Each entry below must be repeated exactly, with pictures left out.

[start]

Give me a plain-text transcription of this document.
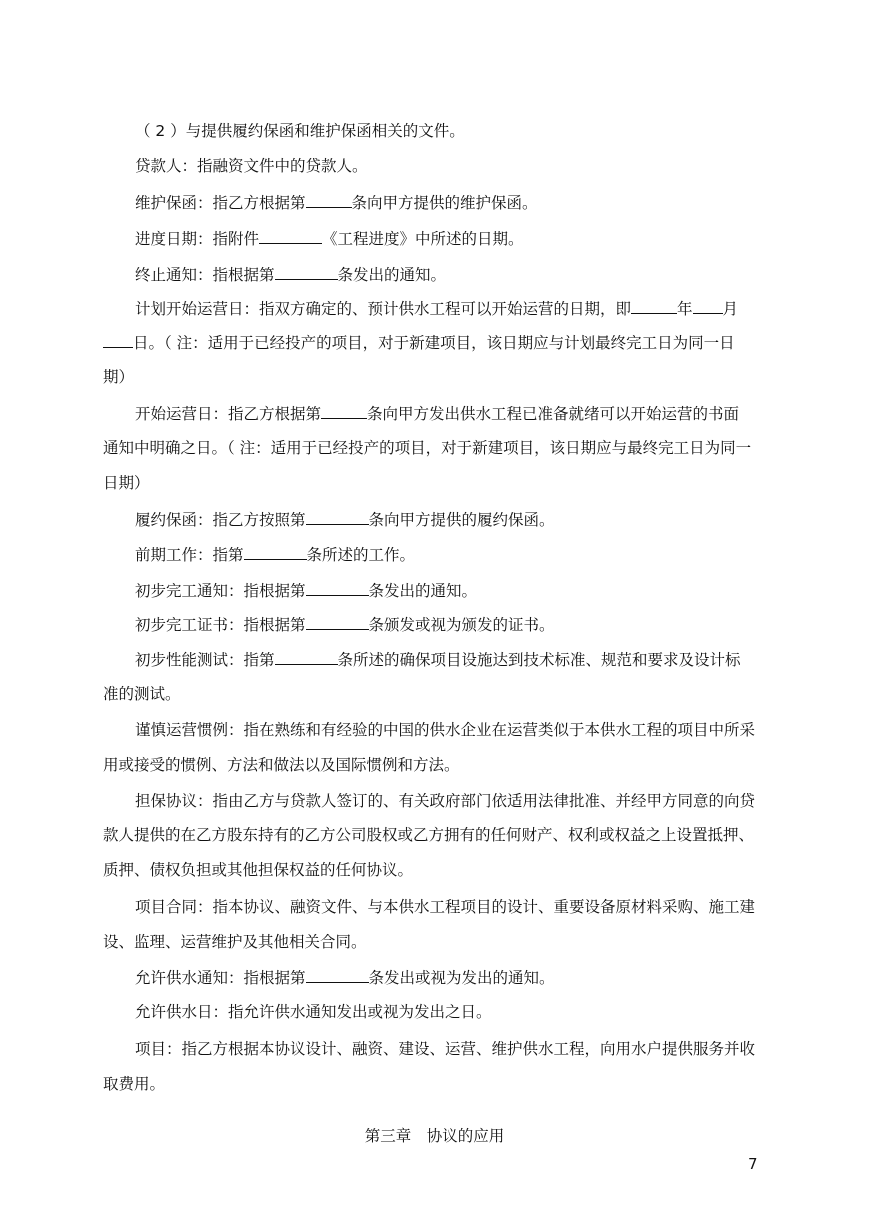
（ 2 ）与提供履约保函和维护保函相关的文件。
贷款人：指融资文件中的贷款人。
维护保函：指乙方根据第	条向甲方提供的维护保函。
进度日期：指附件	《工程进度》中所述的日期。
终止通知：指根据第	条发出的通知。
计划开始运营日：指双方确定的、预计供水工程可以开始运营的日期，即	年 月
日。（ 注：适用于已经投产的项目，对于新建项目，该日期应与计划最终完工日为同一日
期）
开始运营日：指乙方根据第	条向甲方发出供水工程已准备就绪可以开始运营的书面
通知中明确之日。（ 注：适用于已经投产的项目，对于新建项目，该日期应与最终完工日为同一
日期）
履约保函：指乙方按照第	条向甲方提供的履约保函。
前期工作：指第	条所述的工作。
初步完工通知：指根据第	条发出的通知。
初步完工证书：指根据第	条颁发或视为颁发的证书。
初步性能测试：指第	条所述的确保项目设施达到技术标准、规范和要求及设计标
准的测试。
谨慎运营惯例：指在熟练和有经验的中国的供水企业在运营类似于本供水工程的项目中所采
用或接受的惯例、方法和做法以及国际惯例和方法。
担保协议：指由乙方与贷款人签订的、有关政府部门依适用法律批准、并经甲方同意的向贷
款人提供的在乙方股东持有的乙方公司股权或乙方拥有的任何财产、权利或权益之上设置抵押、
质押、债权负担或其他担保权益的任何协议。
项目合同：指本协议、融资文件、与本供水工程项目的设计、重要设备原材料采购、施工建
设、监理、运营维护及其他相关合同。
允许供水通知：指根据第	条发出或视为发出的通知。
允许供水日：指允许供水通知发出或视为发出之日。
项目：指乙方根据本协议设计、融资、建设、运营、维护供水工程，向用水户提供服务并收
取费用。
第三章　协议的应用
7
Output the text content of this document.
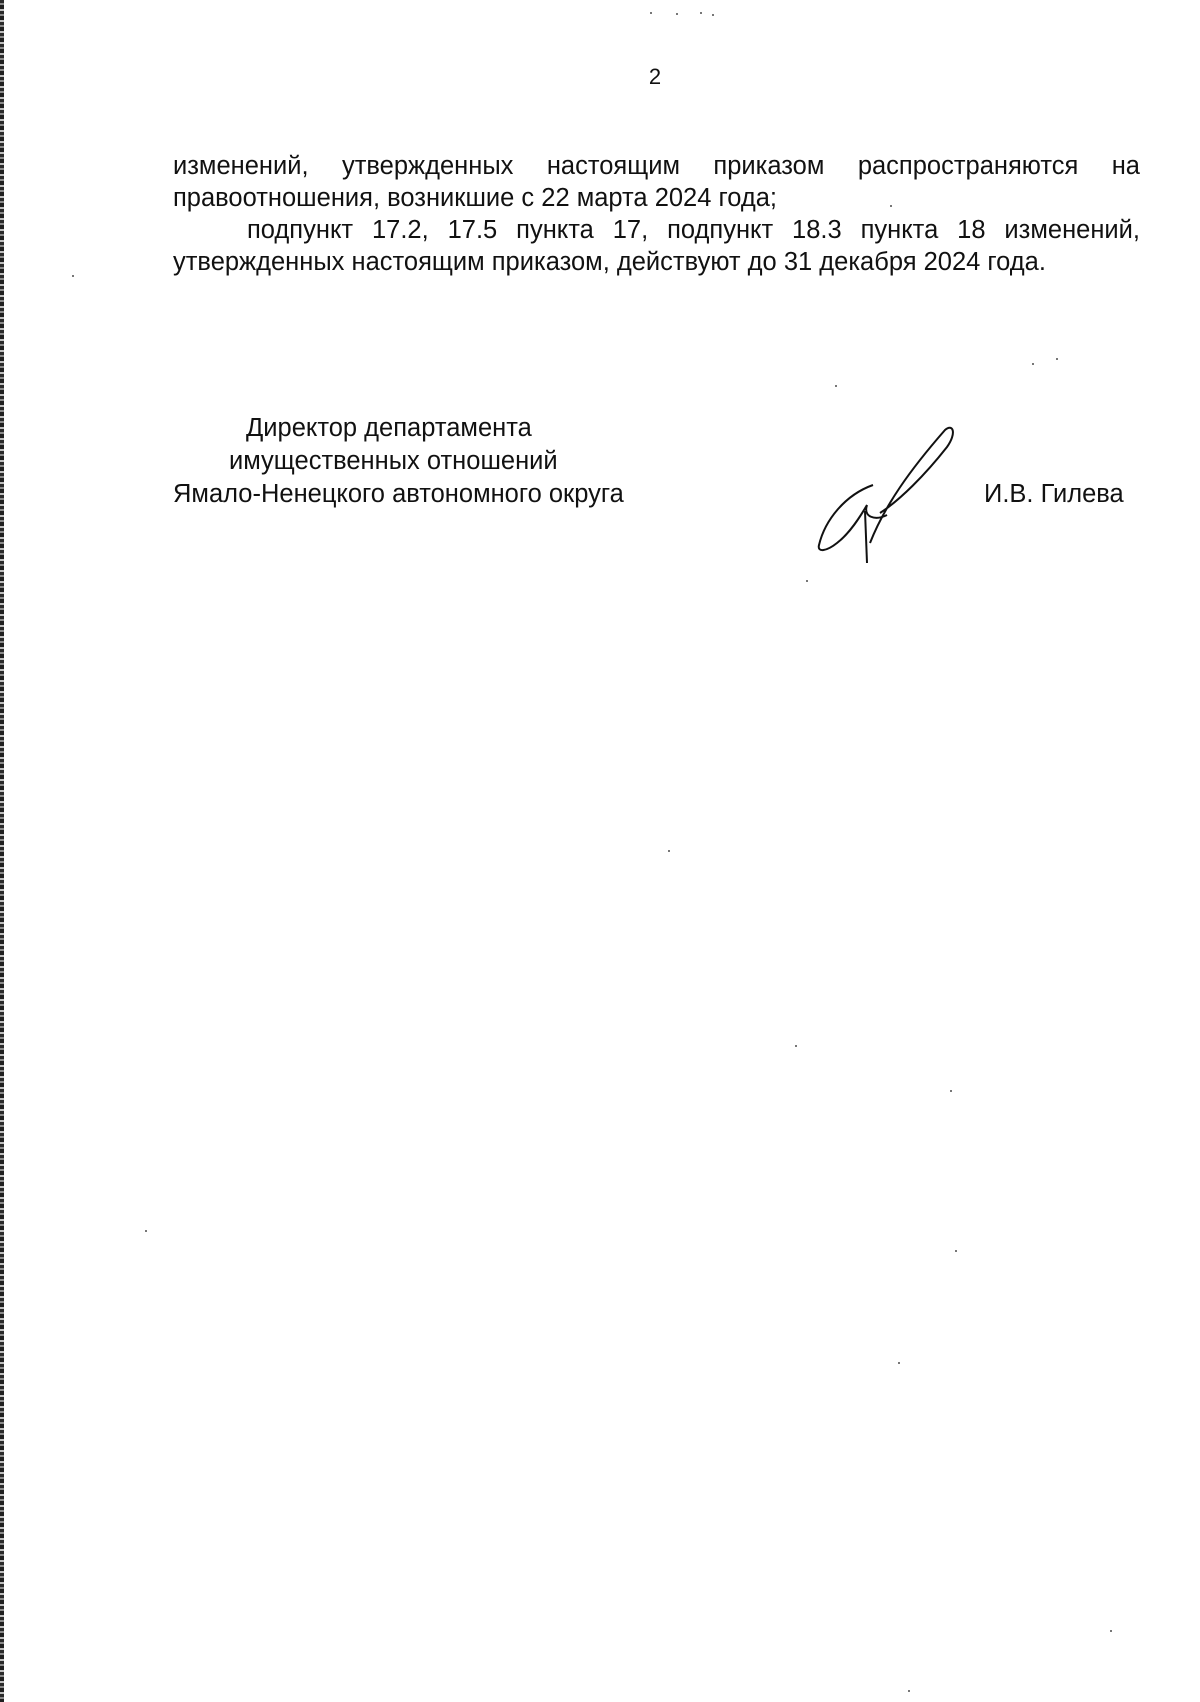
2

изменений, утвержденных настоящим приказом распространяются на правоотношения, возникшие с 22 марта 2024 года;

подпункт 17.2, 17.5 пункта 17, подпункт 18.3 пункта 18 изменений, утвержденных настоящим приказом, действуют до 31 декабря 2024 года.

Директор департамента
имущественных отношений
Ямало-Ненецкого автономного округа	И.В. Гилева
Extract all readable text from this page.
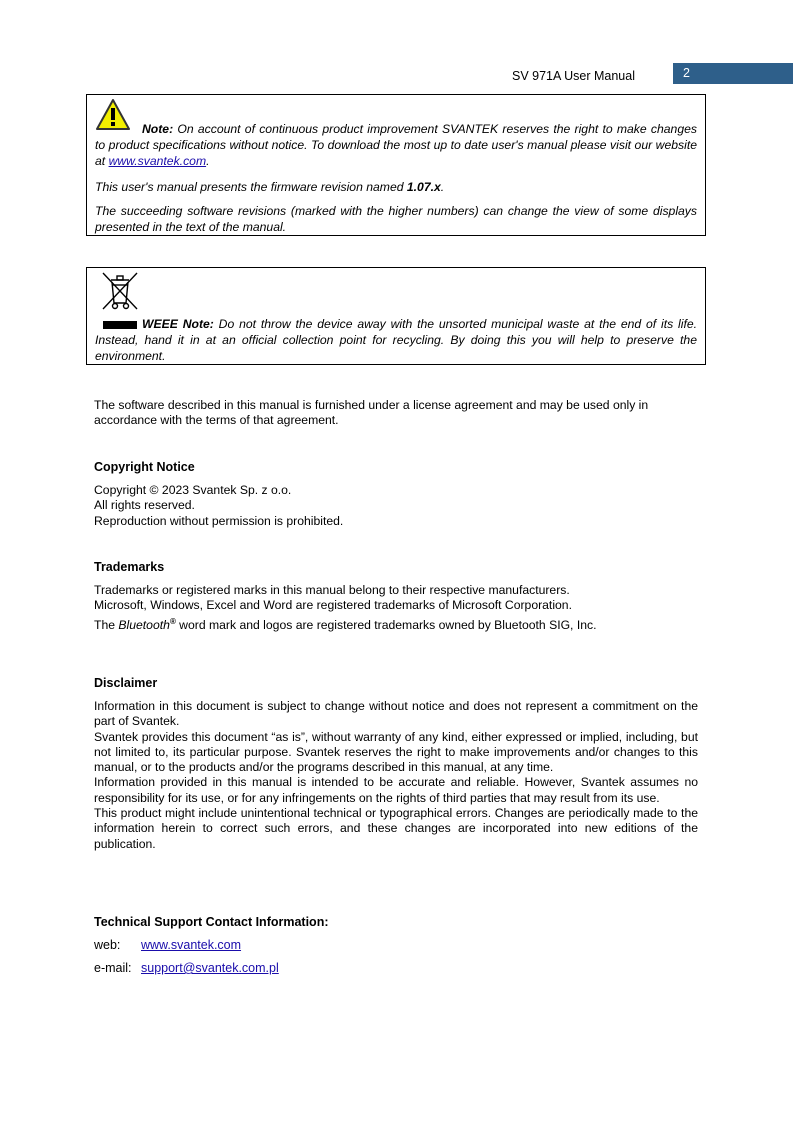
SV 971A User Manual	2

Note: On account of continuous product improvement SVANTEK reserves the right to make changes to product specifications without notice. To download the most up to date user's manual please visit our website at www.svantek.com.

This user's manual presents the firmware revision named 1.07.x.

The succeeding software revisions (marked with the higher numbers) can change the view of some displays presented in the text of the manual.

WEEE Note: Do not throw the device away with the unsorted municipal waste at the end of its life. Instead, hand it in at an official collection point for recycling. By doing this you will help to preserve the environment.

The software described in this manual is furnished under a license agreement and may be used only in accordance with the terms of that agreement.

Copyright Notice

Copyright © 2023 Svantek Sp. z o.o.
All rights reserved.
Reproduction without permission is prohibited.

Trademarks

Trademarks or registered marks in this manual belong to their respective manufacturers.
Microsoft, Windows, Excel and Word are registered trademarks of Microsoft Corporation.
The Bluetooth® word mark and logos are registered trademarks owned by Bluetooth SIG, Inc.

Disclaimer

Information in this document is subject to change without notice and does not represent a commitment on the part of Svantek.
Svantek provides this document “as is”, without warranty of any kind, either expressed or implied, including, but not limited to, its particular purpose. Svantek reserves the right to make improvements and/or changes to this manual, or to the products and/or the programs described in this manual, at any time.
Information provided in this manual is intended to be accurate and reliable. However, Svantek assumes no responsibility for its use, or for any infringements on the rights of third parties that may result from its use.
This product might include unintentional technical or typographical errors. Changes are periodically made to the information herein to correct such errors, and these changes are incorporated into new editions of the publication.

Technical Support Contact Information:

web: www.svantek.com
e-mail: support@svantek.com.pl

[end]

> RESPONSE
Give me a plain-text transcription of this document.
（ 2 ）与提供履约保函和维护保函相关的文件。
贷款人：指融资文件中的贷款人。
维护保函：指乙方根据第	条向甲方提供的维护保函。
进度日期：指附件	《工程进度》中所述的日期。
终止通知：指根据第	条发出的通知。
计划开始运营日：指双方确定的、预计供水工程可以开始运营的日期，即	年 月
日。（ 注：适用于已经投产的项目，对于新建项目，该日期应与计划最终完工日为同一日
期）
开始运营日：指乙方根据第	条向甲方发出供水工程已准备就绪可以开始运营的书面
通知中明确之日。（ 注：适用于已经投产的项目，对于新建项目，该日期应与最终完工日为同一
日期）
履约保函：指乙方按照第	条向甲方提供的履约保函。
前期工作：指第	条所述的工作。
初步完工通知：指根据第	条发出的通知。
初步完工证书：指根据第	条颁发或视为颁发的证书。
初步性能测试：指第	条所述的确保项目设施达到技术标准、规范和要求及设计标
准的测试。
谨慎运营惯例：指在熟练和有经验的中国的供水企业在运营类似于本供水工程的项目中所采
用或接受的惯例、方法和做法以及国际惯例和方法。
担保协议：指由乙方与贷款人签订的、有关政府部门依适用法律批准、并经甲方同意的向贷
款人提供的在乙方股东持有的乙方公司股权或乙方拥有的任何财产、权利或权益之上设置抵押、
质押、债权负担或其他担保权益的任何协议。
项目合同：指本协议、融资文件、与本供水工程项目的设计、重要设备原材料采购、施工建
设、监理、运营维护及其他相关合同。
允许供水通知：指根据第	条发出或视为发出的通知。
允许供水日：指允许供水通知发出或视为发出之日。
项目：指乙方根据本协议设计、融资、建设、运营、维护供水工程，向用水户提供服务并收
取费用。
第三章　协议的应用
7
Output the text content of this document.
2

изменений, утвержденных настоящим приказом распространяются на правоотношения, возникшие с 22 марта 2024 года;

подпункт 17.2, 17.5 пункта 17, подпункт 18.3 пункта 18 изменений, утвержденных настоящим приказом, действуют до 31 декабря 2024 года.

Директор департамента
имущественных отношений
Ямало-Ненецкого автономного округа	И.В. Гилева
Extract all readable text from this page.
SV 971A User Manual	2

Note: On account of continuous product improvement SVANTEK reserves the right to make changes to product specifications without notice. To download the most up to date user's manual please visit our website at www.svantek.com.

This user's manual presents the firmware revision named 1.07.x.

The succeeding software revisions (marked with the higher numbers) can change the view of some displays presented in the text of the manual.

WEEE Note: Do not throw the device away with the unsorted municipal waste at the end of its life. Instead, hand it in at an official collection point for recycling. By doing this you will help to preserve the environment.

The software described in this manual is furnished under a license agreement and may be used only in accordance with the terms of that agreement.

Copyright Notice

Copyright © 2023 Svantek Sp. z o.o.
All rights reserved.
Reproduction without permission is prohibited.

Trademarks

Trademarks or registered marks in this manual belong to their respective manufacturers.
Microsoft, Windows, Excel and Word are registered trademarks of Microsoft Corporation.
The Bluetooth® word mark and logos are registered trademarks owned by Bluetooth SIG, Inc.

Disclaimer

Information in this document is subject to change without notice and does not represent a commitment on the part of Svantek.
Svantek provides this document “as is”, without warranty of any kind, either expressed or implied, including, but not limited to, its particular purpose. Svantek reserves the right to make improvements and/or changes to this manual, or to the products and/or the programs described in this manual, at any time.
Information provided in this manual is intended to be accurate and reliable. However, Svantek assumes no responsibility for its use, or for any infringements on the rights of third parties that may result from its use.
This product might include unintentional technical or typographical errors. Changes are periodically made to the information herein to correct such errors, and these changes are incorporated into new editions of the publication.

Technical Support Contact Information:

web: www.svantek.com
e-mail: support@svantek.com.pl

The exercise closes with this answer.